[Figure record extracts]
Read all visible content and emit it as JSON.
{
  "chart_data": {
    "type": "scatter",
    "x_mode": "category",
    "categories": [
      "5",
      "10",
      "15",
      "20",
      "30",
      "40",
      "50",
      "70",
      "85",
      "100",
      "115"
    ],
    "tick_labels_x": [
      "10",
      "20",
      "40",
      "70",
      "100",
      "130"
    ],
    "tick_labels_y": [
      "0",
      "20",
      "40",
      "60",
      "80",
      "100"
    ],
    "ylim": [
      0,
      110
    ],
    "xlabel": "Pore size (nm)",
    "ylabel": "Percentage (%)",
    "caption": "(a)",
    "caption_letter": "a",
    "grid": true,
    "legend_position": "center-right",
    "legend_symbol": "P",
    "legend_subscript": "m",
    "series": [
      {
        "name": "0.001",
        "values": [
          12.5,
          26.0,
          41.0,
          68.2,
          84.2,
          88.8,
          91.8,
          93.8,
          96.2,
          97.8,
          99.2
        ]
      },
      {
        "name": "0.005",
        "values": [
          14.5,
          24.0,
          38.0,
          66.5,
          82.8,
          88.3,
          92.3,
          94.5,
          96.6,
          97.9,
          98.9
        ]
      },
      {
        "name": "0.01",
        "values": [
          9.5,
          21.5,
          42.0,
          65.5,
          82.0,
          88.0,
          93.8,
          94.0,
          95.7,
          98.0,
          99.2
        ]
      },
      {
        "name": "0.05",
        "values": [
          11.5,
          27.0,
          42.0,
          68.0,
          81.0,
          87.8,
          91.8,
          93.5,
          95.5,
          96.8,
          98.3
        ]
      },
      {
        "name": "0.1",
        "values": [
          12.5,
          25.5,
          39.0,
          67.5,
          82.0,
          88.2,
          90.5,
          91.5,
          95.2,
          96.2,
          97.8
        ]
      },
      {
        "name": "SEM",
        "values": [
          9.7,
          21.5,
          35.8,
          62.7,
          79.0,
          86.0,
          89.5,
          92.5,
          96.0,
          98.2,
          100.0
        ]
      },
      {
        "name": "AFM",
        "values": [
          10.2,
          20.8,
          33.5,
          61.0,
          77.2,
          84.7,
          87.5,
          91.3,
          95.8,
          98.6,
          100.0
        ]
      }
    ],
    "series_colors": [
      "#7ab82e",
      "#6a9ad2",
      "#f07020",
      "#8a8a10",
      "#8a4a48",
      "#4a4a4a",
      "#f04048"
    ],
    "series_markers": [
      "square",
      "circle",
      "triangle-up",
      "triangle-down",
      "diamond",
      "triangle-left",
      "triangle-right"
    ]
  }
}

What is expected
Copy each line of the data above without altering a single character.

Reply to the exercise
Read all visible content and emit it as JSON.
{
  "chart_data": {
    "type": "scatter",
    "x_mode": "category",
    "categories": [
      "5",
      "10",
      "15",
      "20",
      "30",
      "40",
      "50",
      "70",
      "85",
      "100",
      "115"
    ],
    "tick_labels_x": [
      "10",
      "20",
      "40",
      "70",
      "100",
      "130"
    ],
    "tick_labels_y": [
      "0",
      "20",
      "40",
      "60",
      "80",
      "100"
    ],
    "ylim": [
      0,
      110
    ],
    "xlabel": "Pore size (nm)",
    "ylabel": "Percentage (%)",
    "caption": "(a)",
    "caption_letter": "a",
    "grid": true,
    "legend_position": "center-right",
    "legend_symbol": "P",
    "legend_subscript": "m",
    "series": [
      {
        "name": "0.001",
        "values": [
          12.5,
          26.0,
          41.0,
          68.2,
          84.2,
          88.8,
          91.8,
          93.8,
          96.2,
          97.8,
          99.2
        ]
      },
      {
        "name": "0.005",
        "values": [
          14.5,
          24.0,
          38.0,
          66.5,
          82.8,
          88.3,
          92.3,
          94.5,
          96.6,
          97.9,
          98.9
        ]
      },
      {
        "name": "0.01",
        "values": [
          9.5,
          21.5,
          42.0,
          65.5,
          82.0,
          88.0,
          93.8,
          94.0,
          95.7,
          98.0,
          99.2
        ]
      },
      {
        "name": "0.05",
        "values": [
          11.5,
          27.0,
          42.0,
          68.0,
          81.0,
          87.8,
          91.8,
          93.5,
          95.5,
          96.8,
          98.3
        ]
      },
      {
        "name": "0.1",
        "values": [
          12.5,
          25.5,
          39.0,
          67.5,
          82.0,
          88.2,
          90.5,
          91.5,
          95.2,
          96.2,
          97.8
        ]
      },
      {
        "name": "SEM",
        "values": [
          9.7,
          21.5,
          35.8,
          62.7,
          79.0,
          86.0,
          89.5,
          92.5,
          96.0,
          98.2,
          100.0
        ]
      },
      {
        "name": "AFM",
        "values": [
          10.2,
          20.8,
          33.5,
          61.0,
          77.2,
          84.7,
          87.5,
          91.3,
          95.8,
          98.6,
          100.0
        ]
      }
    ],
    "series_colors": [
      "#7ab82e",
      "#6a9ad2",
      "#f07020",
      "#8a8a10",
      "#8a4a48",
      "#4a4a4a",
      "#f04048"
    ],
    "series_markers": [
      "square",
      "circle",
      "triangle-up",
      "triangle-down",
      "diamond",
      "triangle-left",
      "triangle-right"
    ]
  }
}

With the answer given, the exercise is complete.